**PROBLEM DESCRIPTION:** Give back the whole listing exactly as shown.

**Collected data:**
--------------------
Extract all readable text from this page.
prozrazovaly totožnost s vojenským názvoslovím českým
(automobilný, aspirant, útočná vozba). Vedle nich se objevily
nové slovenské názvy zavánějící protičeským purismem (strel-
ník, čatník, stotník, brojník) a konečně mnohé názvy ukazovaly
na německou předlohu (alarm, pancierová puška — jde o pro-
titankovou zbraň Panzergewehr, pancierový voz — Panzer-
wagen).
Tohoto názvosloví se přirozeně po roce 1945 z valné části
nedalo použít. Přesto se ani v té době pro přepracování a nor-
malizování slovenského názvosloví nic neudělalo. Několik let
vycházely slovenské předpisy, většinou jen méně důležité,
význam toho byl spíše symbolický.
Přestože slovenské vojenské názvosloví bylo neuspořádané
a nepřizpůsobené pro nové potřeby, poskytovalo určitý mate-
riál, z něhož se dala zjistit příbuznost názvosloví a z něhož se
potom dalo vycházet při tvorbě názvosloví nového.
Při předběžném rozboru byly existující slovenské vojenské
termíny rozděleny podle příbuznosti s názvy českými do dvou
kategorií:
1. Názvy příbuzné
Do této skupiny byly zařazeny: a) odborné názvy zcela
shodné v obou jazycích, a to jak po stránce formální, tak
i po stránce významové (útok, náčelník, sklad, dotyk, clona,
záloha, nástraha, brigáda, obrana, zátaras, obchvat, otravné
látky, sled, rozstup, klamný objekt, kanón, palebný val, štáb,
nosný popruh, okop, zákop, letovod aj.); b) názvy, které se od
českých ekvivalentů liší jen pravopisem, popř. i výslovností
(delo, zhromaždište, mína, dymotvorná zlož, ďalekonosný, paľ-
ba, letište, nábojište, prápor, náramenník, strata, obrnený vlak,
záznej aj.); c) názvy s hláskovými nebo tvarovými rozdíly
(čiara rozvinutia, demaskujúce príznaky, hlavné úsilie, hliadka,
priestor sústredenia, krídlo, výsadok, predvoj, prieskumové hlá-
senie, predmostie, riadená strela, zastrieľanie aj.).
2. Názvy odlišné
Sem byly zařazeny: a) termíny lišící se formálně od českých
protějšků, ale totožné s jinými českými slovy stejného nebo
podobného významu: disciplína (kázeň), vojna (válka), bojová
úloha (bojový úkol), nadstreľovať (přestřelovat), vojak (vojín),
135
--------------------
**COMPLETE OUTPUT:**
Extract all readable text from this page.
prozrazovaly totožnost s vojenským názvoslovím českým
(automobilný, aspirant, útočná vozba). Vedle nich se objevily
nové slovenské názvy zavánějící protičeským purismem (strel-
ník, čatník, stotník, brojník) a konečně mnohé názvy ukazovaly
na německou předlohu (alarm, pancierová puška — jde o pro-
titankovou zbraň Panzergewehr, pancierový voz — Panzer-
wagen).
Tohoto názvosloví se přirozeně po roce 1945 z valné části
nedalo použít. Přesto se ani v té době pro přepracování a nor-
malizování slovenského názvosloví nic neudělalo. Několik let
vycházely slovenské předpisy, většinou jen méně důležité,
význam toho byl spíše symbolický.
Přestože slovenské vojenské názvosloví bylo neuspořádané
a nepřizpůsobené pro nové potřeby, poskytovalo určitý mate-
riál, z něhož se dala zjistit příbuznost názvosloví a z něhož se
potom dalo vycházet při tvorbě názvosloví nového.
Při předběžném rozboru byly existující slovenské vojenské
termíny rozděleny podle příbuznosti s názvy českými do dvou
kategorií:
1. Názvy příbuzné
Do této skupiny byly zařazeny: a) odborné názvy zcela
shodné v obou jazycích, a to jak po stránce formální, tak
i po stránce významové (útok, náčelník, sklad, dotyk, clona,
záloha, nástraha, brigáda, obrana, zátaras, obchvat, otravné
látky, sled, rozstup, klamný objekt, kanón, palebný val, štáb,
nosný popruh, okop, zákop, letovod aj.); b) názvy, které se od
českých ekvivalentů liší jen pravopisem, popř. i výslovností
(delo, zhromaždište, mína, dymotvorná zlož, ďalekonosný, paľ-
ba, letište, nábojište, prápor, náramenník, strata, obrnený vlak,
záznej aj.); c) názvy s hláskovými nebo tvarovými rozdíly
(čiara rozvinutia, demaskujúce príznaky, hlavné úsilie, hliadka,
priestor sústredenia, krídlo, výsadok, predvoj, prieskumové hlá-
senie, predmostie, riadená strela, zastrieľanie aj.).
2. Názvy odlišné
Sem byly zařazeny: a) termíny lišící se formálně od českých
protějšků, ale totožné s jinými českými slovy stejného nebo
podobného významu: disciplína (kázeň), vojna (válka), bojová
úloha (bojový úkol), nadstreľovať (přestřelovat), vojak (vojín),
135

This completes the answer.